Stored records:
+ + +

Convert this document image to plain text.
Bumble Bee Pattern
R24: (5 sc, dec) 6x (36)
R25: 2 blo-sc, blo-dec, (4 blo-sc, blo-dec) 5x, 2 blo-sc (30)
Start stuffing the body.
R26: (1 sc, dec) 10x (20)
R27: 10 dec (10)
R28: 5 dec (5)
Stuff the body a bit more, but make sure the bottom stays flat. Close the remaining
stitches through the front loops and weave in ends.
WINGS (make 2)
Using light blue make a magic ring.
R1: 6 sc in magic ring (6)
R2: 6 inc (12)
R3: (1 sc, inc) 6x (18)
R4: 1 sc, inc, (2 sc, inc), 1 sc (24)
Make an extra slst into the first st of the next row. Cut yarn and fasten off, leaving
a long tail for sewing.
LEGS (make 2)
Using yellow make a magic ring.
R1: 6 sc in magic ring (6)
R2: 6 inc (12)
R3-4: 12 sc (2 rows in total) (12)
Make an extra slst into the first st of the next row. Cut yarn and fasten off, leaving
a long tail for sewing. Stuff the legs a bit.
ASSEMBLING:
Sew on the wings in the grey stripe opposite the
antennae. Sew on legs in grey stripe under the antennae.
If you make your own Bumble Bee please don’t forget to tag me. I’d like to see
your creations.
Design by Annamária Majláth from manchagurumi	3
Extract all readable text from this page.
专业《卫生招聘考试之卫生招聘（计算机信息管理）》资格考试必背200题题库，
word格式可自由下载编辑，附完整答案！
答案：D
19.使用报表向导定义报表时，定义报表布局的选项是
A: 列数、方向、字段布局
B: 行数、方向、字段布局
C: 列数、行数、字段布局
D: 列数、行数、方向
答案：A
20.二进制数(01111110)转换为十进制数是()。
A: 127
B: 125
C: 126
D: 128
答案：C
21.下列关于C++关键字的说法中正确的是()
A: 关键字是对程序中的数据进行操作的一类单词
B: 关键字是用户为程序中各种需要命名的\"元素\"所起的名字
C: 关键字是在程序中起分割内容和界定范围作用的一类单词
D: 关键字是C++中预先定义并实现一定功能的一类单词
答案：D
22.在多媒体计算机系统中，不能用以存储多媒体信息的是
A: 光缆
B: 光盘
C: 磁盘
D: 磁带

+ + +

*Job:* Return all lines containing "body".

*Written reply:*
Start stuffing the body.
Stuff the body a bit more, but make sure the bottom stays flat. Close the remaining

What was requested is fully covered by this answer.